▸ Instructions to follow: Send back the entries below exactly as they appear.

Collection entries

:::

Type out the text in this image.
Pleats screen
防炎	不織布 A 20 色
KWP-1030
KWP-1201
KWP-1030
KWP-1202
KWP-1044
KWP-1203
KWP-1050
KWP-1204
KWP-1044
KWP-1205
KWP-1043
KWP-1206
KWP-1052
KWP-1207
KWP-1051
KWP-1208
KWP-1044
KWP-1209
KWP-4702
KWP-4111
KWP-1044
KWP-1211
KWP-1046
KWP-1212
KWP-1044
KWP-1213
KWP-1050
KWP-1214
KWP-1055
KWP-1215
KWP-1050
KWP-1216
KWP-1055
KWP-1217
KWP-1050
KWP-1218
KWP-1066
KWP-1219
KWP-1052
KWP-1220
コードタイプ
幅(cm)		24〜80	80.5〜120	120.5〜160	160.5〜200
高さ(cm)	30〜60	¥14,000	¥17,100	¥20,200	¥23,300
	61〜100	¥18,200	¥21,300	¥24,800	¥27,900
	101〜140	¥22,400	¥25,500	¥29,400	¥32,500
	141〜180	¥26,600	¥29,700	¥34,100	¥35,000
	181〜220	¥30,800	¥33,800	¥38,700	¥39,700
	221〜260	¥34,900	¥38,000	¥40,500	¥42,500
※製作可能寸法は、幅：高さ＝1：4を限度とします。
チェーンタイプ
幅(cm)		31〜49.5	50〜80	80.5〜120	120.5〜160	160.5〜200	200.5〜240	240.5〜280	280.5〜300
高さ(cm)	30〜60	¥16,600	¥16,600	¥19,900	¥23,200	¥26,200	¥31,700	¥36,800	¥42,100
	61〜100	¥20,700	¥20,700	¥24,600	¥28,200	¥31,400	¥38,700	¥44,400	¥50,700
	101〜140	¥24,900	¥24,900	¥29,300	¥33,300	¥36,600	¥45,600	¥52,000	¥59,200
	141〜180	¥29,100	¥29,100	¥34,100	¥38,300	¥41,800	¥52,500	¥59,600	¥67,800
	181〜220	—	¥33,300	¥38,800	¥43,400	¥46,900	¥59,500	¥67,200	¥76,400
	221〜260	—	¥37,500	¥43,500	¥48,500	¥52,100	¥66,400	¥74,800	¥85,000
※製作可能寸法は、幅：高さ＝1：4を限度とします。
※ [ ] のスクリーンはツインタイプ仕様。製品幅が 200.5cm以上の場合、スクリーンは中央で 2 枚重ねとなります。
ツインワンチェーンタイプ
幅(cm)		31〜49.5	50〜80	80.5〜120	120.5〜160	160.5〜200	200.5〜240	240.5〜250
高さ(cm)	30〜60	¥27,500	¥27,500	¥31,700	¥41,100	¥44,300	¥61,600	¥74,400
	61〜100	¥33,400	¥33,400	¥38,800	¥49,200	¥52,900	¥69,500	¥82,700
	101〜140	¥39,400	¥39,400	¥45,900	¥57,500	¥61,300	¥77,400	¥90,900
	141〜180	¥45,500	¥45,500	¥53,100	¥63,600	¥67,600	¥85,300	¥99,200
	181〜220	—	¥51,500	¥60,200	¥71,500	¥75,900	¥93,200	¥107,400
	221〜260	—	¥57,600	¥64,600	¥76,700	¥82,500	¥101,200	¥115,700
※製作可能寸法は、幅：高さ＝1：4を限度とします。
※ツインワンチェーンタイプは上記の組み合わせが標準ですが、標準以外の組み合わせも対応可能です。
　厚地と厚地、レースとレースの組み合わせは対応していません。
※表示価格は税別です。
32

:::

▸ Written answer:
Type out the text in this image.
Pleats screen
防炎	不織布 A 20 色
KWP-1030
KWP-1201
KWP-1030
KWP-1202
KWP-1044
KWP-1203
KWP-1050
KWP-1204
KWP-1044
KWP-1205
KWP-1043
KWP-1206
KWP-1052
KWP-1207
KWP-1051
KWP-1208
KWP-1044
KWP-1209
KWP-4702
KWP-4111
KWP-1044
KWP-1211
KWP-1046
KWP-1212
KWP-1044
KWP-1213
KWP-1050
KWP-1214
KWP-1055
KWP-1215
KWP-1050
KWP-1216
KWP-1055
KWP-1217
KWP-1050
KWP-1218
KWP-1066
KWP-1219
KWP-1052
KWP-1220
コードタイプ
幅(cm)		24〜80	80.5〜120	120.5〜160	160.5〜200
高さ(cm)	30〜60	¥14,000	¥17,100	¥20,200	¥23,300
	61〜100	¥18,200	¥21,300	¥24,800	¥27,900
	101〜140	¥22,400	¥25,500	¥29,400	¥32,500
	141〜180	¥26,600	¥29,700	¥34,100	¥35,000
	181〜220	¥30,800	¥33,800	¥38,700	¥39,700
	221〜260	¥34,900	¥38,000	¥40,500	¥42,500
※製作可能寸法は、幅：高さ＝1：4を限度とします。
チェーンタイプ
幅(cm)		31〜49.5	50〜80	80.5〜120	120.5〜160	160.5〜200	200.5〜240	240.5〜280	280.5〜300
高さ(cm)	30〜60	¥16,600	¥16,600	¥19,900	¥23,200	¥26,200	¥31,700	¥36,800	¥42,100
	61〜100	¥20,700	¥20,700	¥24,600	¥28,200	¥31,400	¥38,700	¥44,400	¥50,700
	101〜140	¥24,900	¥24,900	¥29,300	¥33,300	¥36,600	¥45,600	¥52,000	¥59,200
	141〜180	¥29,100	¥29,100	¥34,100	¥38,300	¥41,800	¥52,500	¥59,600	¥67,800
	181〜220	—	¥33,300	¥38,800	¥43,400	¥46,900	¥59,500	¥67,200	¥76,400
	221〜260	—	¥37,500	¥43,500	¥48,500	¥52,100	¥66,400	¥74,800	¥85,000
※製作可能寸法は、幅：高さ＝1：4を限度とします。
※ [ ] のスクリーンはツインタイプ仕様。製品幅が 200.5cm以上の場合、スクリーンは中央で 2 枚重ねとなります。
ツインワンチェーンタイプ
幅(cm)		31〜49.5	50〜80	80.5〜120	120.5〜160	160.5〜200	200.5〜240	240.5〜250
高さ(cm)	30〜60	¥27,500	¥27,500	¥31,700	¥41,100	¥44,300	¥61,600	¥74,400
	61〜100	¥33,400	¥33,400	¥38,800	¥49,200	¥52,900	¥69,500	¥82,700
	101〜140	¥39,400	¥39,400	¥45,900	¥57,500	¥61,300	¥77,400	¥90,900
	141〜180	¥45,500	¥45,500	¥53,100	¥63,600	¥67,600	¥85,300	¥99,200
	181〜220	—	¥51,500	¥60,200	¥71,500	¥75,900	¥93,200	¥107,400
	221〜260	—	¥57,600	¥64,600	¥76,700	¥82,500	¥101,200	¥115,700
※製作可能寸法は、幅：高さ＝1：4を限度とします。
※ツインワンチェーンタイプは上記の組み合わせが標準ですが、標準以外の組み合わせも対応可能です。
　厚地と厚地、レースとレースの組み合わせは対応していません。
※表示価格は税別です。
32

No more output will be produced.